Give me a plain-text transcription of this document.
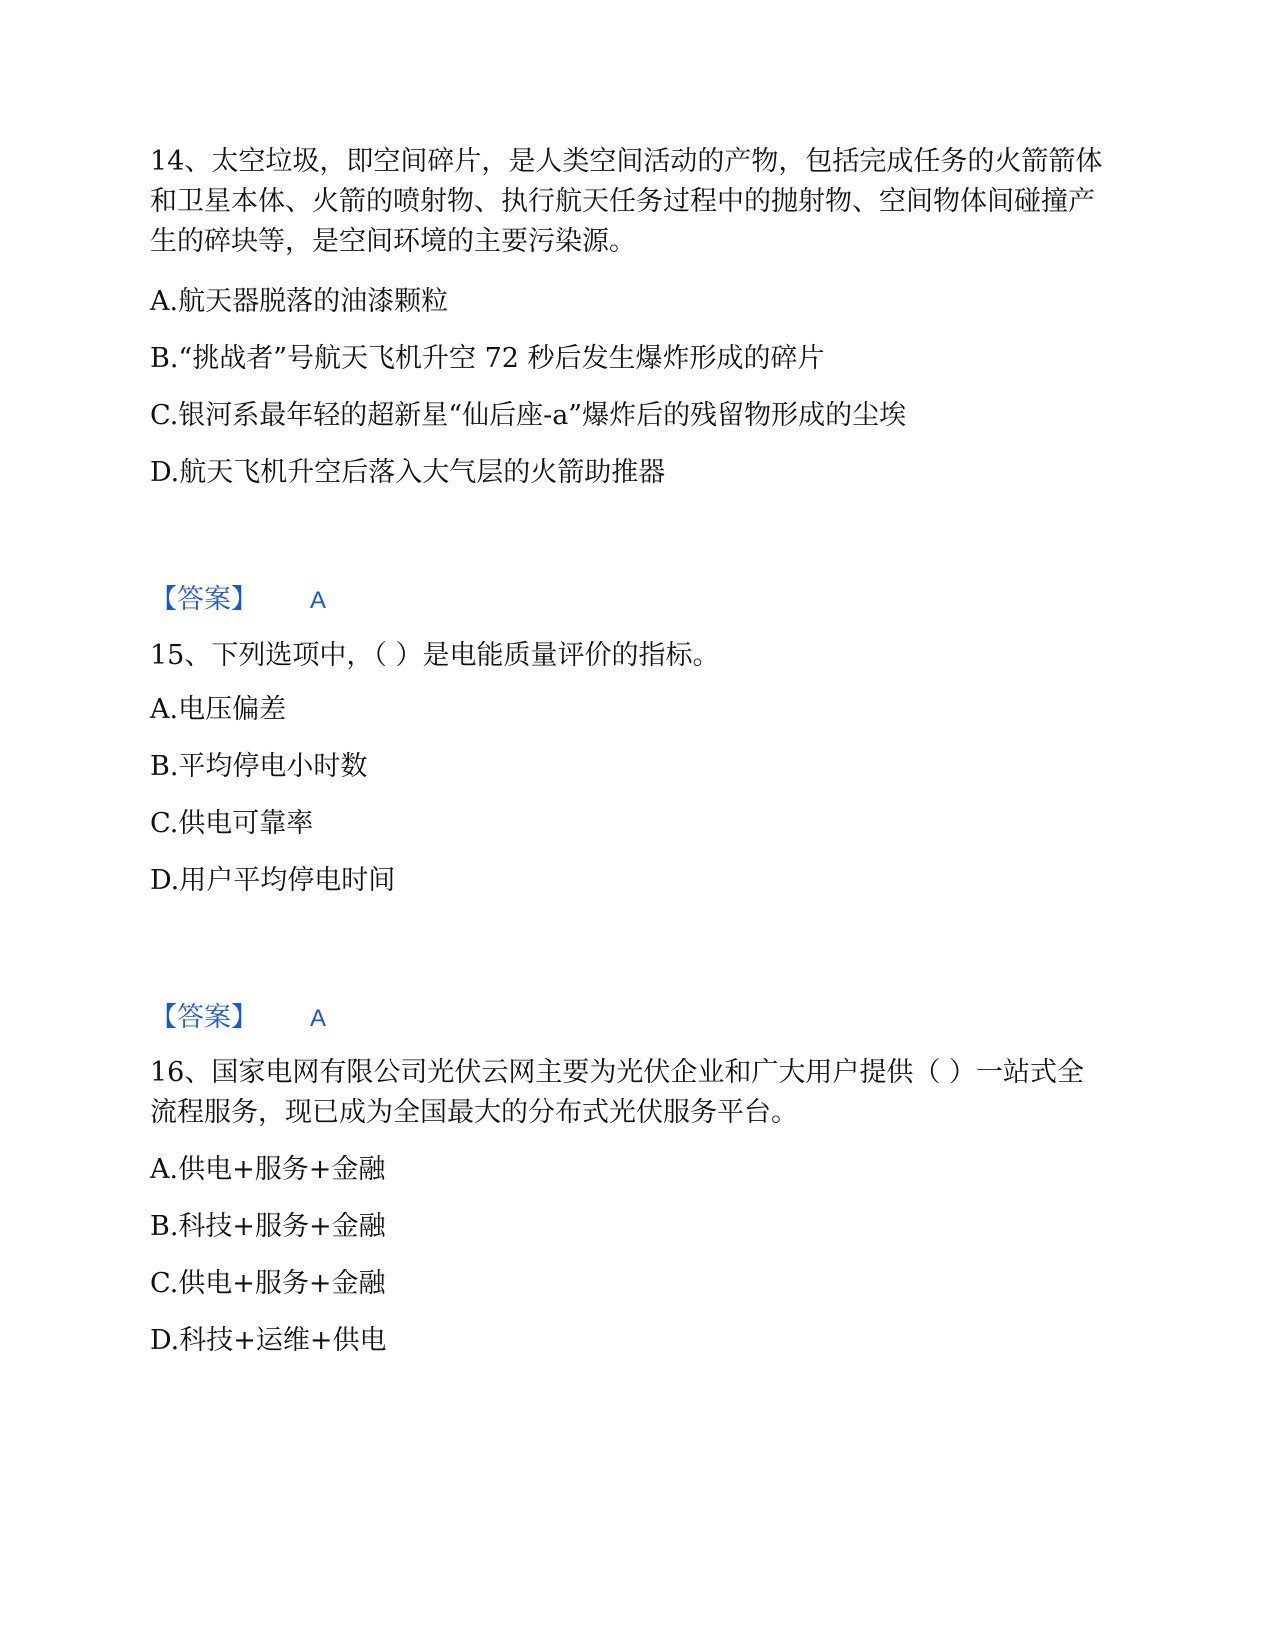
14、太空垃圾，即空间碎片，是人类空间活动的产物，包括完成任务的火箭箭体和卫星本体、火箭的喷射物、执行航天任务过程中的抛射物、空间物体间碰撞产生的碎块等，是空间环境的主要污染源。

A.航天器脱落的油漆颗粒

B.“挑战者”号航天飞机升空 72 秒后发生爆炸形成的碎片

C.银河系最年轻的超新星“仙后座-a”爆炸后的残留物形成的尘埃

D.航天飞机升空后落入大气层的火箭助推器

【答案】 A

15、下列选项中，（ ）是电能质量评价的指标。

A.电压偏差

B.平均停电小时数

C.供电可靠率

D.用户平均停电时间

【答案】 A

16、国家电网有限公司光伏云网主要为光伏企业和广大用户提供（ ）一站式全流程服务，现已成为全国最大的分布式光伏服务平台。

A.供电+服务+金融

B.科技+服务+金融

C.供电+服务+金融

D.科技+运维+供电
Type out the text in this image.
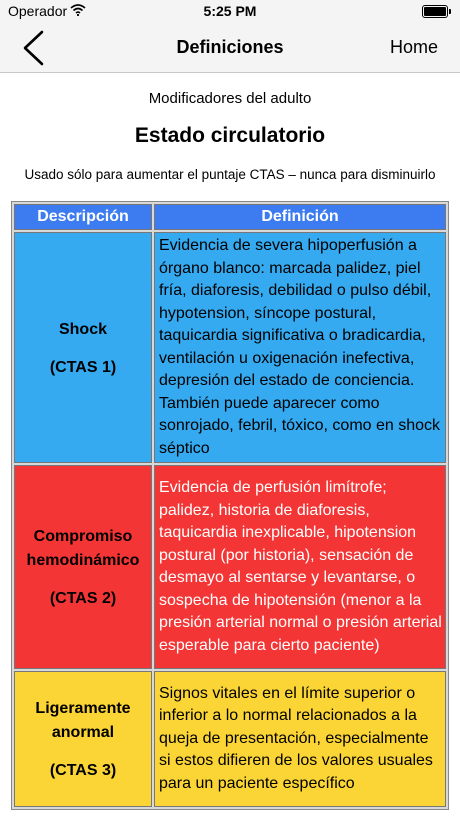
Operador	5:25 PM
Definiciones	Home
Modificadores del adulto
Estado circulatorio
Usado sólo para aumentar el puntaje CTAS – nunca para disminuirlo
Descripción	Definición

Shock
(CTAS 1)	Evidencia de severa hipoperfusión a órgano blanco: marcada palidez, piel fría, diaforesis, debilidad o pulso débil, hypotension, síncope postural, taquicardia significativa o bradicardia, ventilación u oxigenación inefectiva, depresión del estado de conciencia. También puede aparecer como sonrojado, febril, tóxico, como en shock séptico

Compromiso hemodinámico
(CTAS 2)	Evidencia de perfusión limítrofe; palidez, historia de diaforesis, taquicardia inexplicable, hipotension postural (por historia), sensación de desmayo al sentarse y levantarse, o sospecha de hipotensión (menor a la presión arterial normal o presión arterial esperable para cierto paciente)

Ligeramente anormal
(CTAS 3)	Signos vitales en el límite superior o inferior a lo normal relacionados a la queja de presentación, especialmente si estos difieren de los valores usuales para un paciente específico
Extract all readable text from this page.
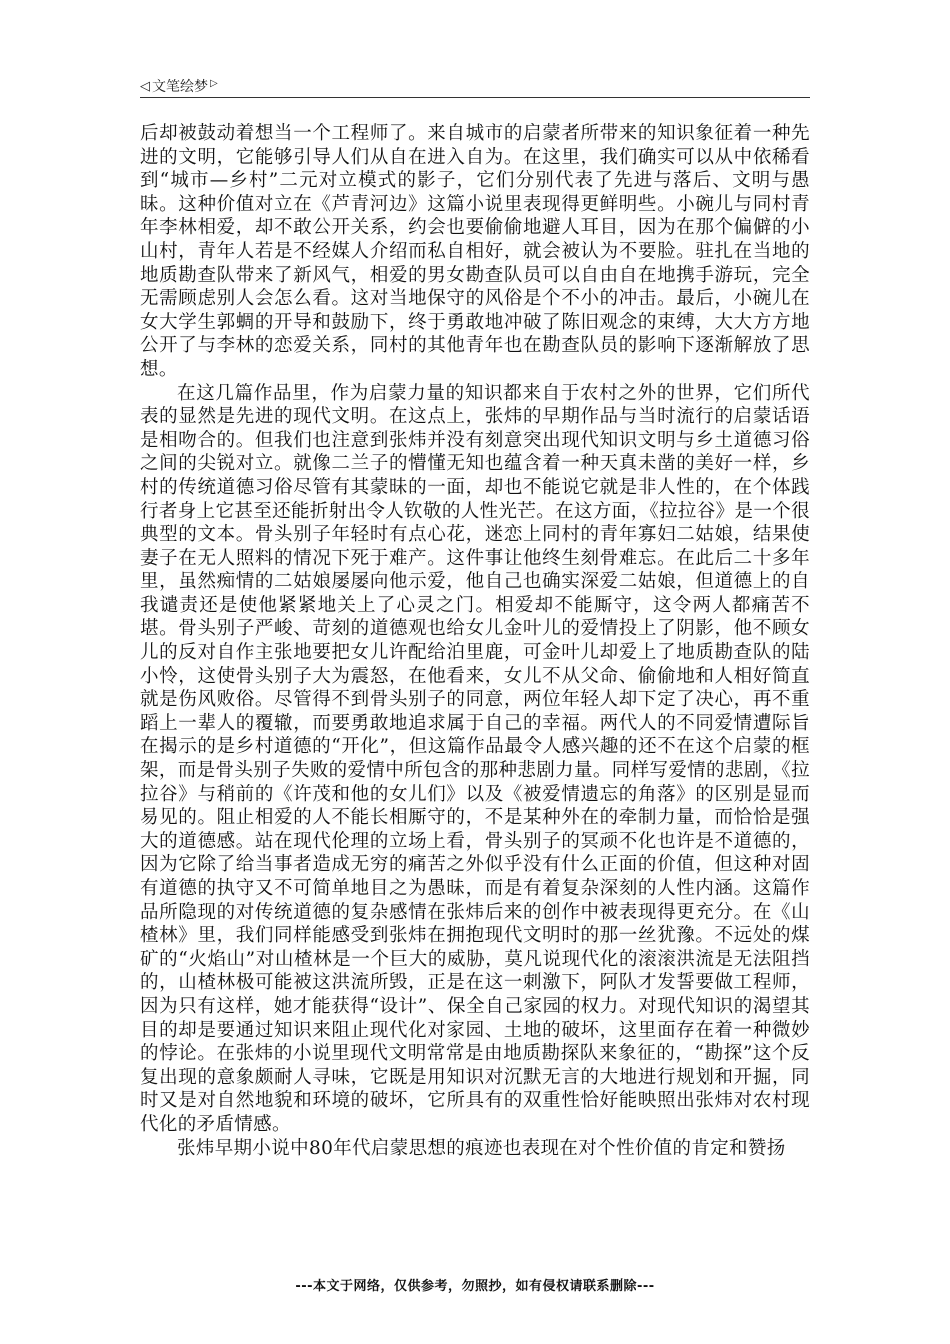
◁ 文笔绘梦 ▷

后却被鼓动着想当一个工程师了。来自城市的启蒙者所带来的知识象征着一种先进的文明，它能够引导人们从自在进入自为。在这里，我们确实可以从中依稀看到“城市—乡村”二元对立模式的影子，它们分别代表了先进与落后、文明与愚昧。这种价值对立在《芦青河边》这篇小说里表现得更鲜明些。小碗儿与同村青年李林相爱，却不敢公开关系，约会也要偷偷地避人耳目，因为在那个偏僻的小山村，青年人若是不经媒人介绍而私自相好，就会被认为不要脸。驻扎在当地的地质勘查队带来了新风气，相爱的男女勘查队员可以自由自在地携手游玩，完全无需顾虑别人会怎么看。这对当地保守的风俗是个不小的冲击。最后，小碗儿在女大学生郭蜩的开导和鼓励下，终于勇敢地冲破了陈旧观念的束缚，大大方方地公开了与李林的恋爱关系，同村的其他青年也在勘查队员的影响下逐渐解放了思想。

在这几篇作品里，作为启蒙力量的知识都来自于农村之外的世界，它们所代表的显然是先进的现代文明。在这点上，张炜的早期作品与当时流行的启蒙话语是相吻合的。但我们也注意到张炜并没有刻意突出现代知识文明与乡土道德习俗之间的尖锐对立。就像二兰子的懵懂无知也蕴含着一种天真未凿的美好一样，乡村的传统道德习俗尽管有其蒙昧的一面，却也不能说它就是非人性的，在个体践行者身上它甚至还能折射出令人钦敬的人性光芒。在这方面，《拉拉谷》是一个很典型的文本。骨头别子年轻时有点心花，迷恋上同村的青年寡妇二姑娘，结果使妻子在无人照料的情况下死于难产。这件事让他终生刻骨难忘。在此后二十多年里，虽然痴情的二姑娘屡屡向他示爱，他自己也确实深爱二姑娘，但道德上的自我谴责还是使他紧紧地关上了心灵之门。相爱却不能厮守，这令两人都痛苦不堪。骨头别子严峻、苛刻的道德观也给女儿金叶儿的爱情投上了阴影，他不顾女儿的反对自作主张地要把女儿许配给泊里鹿，可金叶儿却爱上了地质勘查队的陆小怜，这使骨头别子大为震怒，在他看来，女儿不从父命、偷偷地和人相好简直就是伤风败俗。尽管得不到骨头别子的同意，两位年轻人却下定了决心，再不重蹈上一辈人的覆辙，而要勇敢地追求属于自己的幸福。两代人的不同爱情遭际旨在揭示的是乡村道德的“开化”，但这篇作品最令人感兴趣的还不在这个启蒙的框架，而是骨头别子失败的爱情中所包含的那种悲剧力量。同样写爱情的悲剧，《拉拉谷》与稍前的《许茂和他的女儿们》以及《被爱情遗忘的角落》的区别是显而易见的。阻止相爱的人不能长相厮守的，不是某种外在的牵制力量，而恰恰是强大的道德感。站在现代伦理的立场上看，骨头别子的冥顽不化也许是不道德的，因为它除了给当事者造成无穷的痛苦之外似乎没有什么正面的价值，但这种对固有道德的执守又不可简单地目之为愚昧，而是有着复杂深刻的人性内涵。这篇作品所隐现的对传统道德的复杂感情在张炜后来的创作中被表现得更充分。在《山楂林》里，我们同样能感受到张炜在拥抱现代文明时的那一丝犹豫。不远处的煤矿的“火焰山”对山楂林是一个巨大的威胁，莫凡说现代化的滚滚洪流是无法阻挡的，山楂林极可能被这洪流所毁，正是在这一刺激下，阿队才发誓要做工程师，因为只有这样，她才能获得“设计”、保全自己家园的权力。对现代知识的渴望其目的却是要通过知识来阻止现代化对家园、土地的破坏，这里面存在着一种微妙的悖论。在张炜的小说里现代文明常常是由地质勘探队来象征的，“勘探”这个反复出现的意象颇耐人寻味，它既是用知识对沉默无言的大地进行规划和开掘，同时又是对自然地貌和环境的破坏，它所具有的双重性恰好能映照出张炜对农村现代化的矛盾情感。

张炜早期小说中80年代启蒙思想的痕迹也表现在对个性价值的肯定和赞扬

---本文于网络，仅供参考，勿照抄，如有侵权请联系删除---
+ + + +
Gather each line holding the string "paciente".

(CTAS 2)	Evidencia de perfusión limítrofe; palidez, historia de diaforesis, taquicardia inexplicable, hipotension postural (por historia), sensación de desmayo al sentarse y levantarse, o sospecha de hipotensión (menor a la presión arterial normal o presión arterial esperable para cierto paciente)
(CTAS 3)	Signos vitales en el límite superior o inferior a lo normal relacionados a la queja de presentación, especialmente si estos difieren de los valores usuales para un paciente específico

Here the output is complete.